- TASK DESCRIPTION -
Retype all of the data below word for word, and leave the pictures out of your copy.

[start EXTRACTED MATERIAL]

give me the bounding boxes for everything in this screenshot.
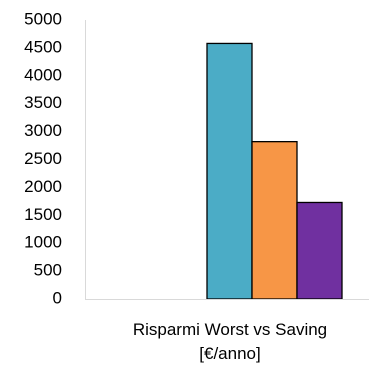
- y-tick-label: 0: [53, 288, 62, 307]
- y-tick-label: 500: [34, 261, 62, 280]
- y-tick-label: 2000: [24, 177, 62, 196]
- y-tick-label: 5000: [24, 9, 62, 28]
- y-tick-label: 4500: [24, 37, 62, 56]
- x-tick-label: Risparmi Worst vs Saving [€/anno]: [132, 320, 328, 363]
- y-tick-label: 1000: [24, 233, 62, 252]
- bar: [206, 42, 253, 300]
- bar: [251, 140, 298, 300]
- y-tick-label: 3000: [24, 121, 62, 140]
- y-tick-label: 1500: [24, 205, 62, 224]
- bar: [296, 201, 343, 300]
- y-tick-label: 4000: [24, 65, 62, 84]
- y-tick-label: 2500: [24, 149, 62, 168]
- y-tick-label: 3500: [24, 93, 62, 112]
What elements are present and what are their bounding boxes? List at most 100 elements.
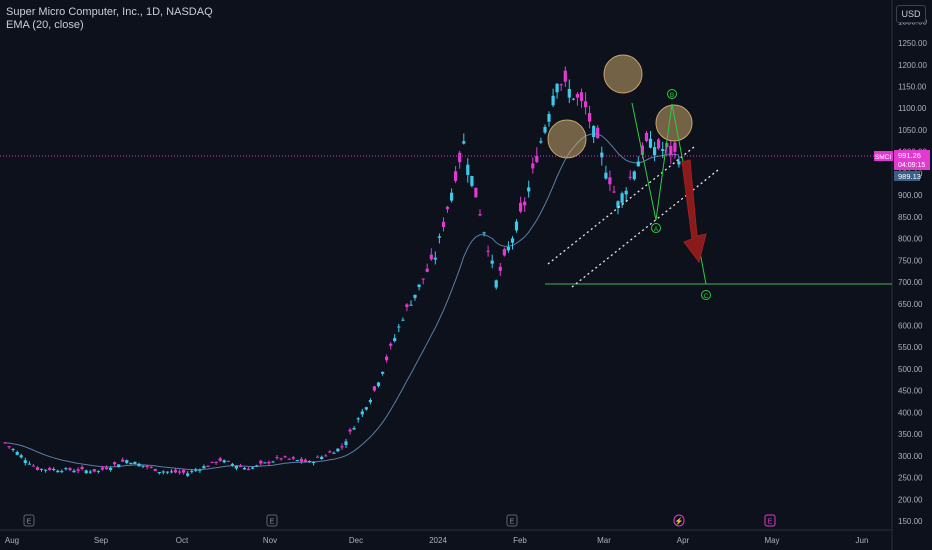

[end EXTRACTED MATERIAL]

- EXPECTED ANSWER -
give me the bounding boxes for everything in this screenshot.
- y-tick-label: 0: [53, 288, 62, 307]
- y-tick-label: 500: [34, 261, 62, 280]
- y-tick-label: 2000: [24, 177, 62, 196]
- y-tick-label: 5000: [24, 9, 62, 28]
- y-tick-label: 4500: [24, 37, 62, 56]
- x-tick-label: Risparmi Worst vs Saving [€/anno]: [132, 320, 328, 363]
- y-tick-label: 1000: [24, 233, 62, 252]
- bar: [206, 42, 253, 300]
- bar: [251, 140, 298, 300]
- y-tick-label: 3000: [24, 121, 62, 140]
- y-tick-label: 1500: [24, 205, 62, 224]
- bar: [296, 201, 343, 300]
- y-tick-label: 4000: [24, 65, 62, 84]
- y-tick-label: 2500: [24, 149, 62, 168]
- y-tick-label: 3500: [24, 93, 62, 112]
What elements are present and what are their bounding boxes? List at most 100 elements.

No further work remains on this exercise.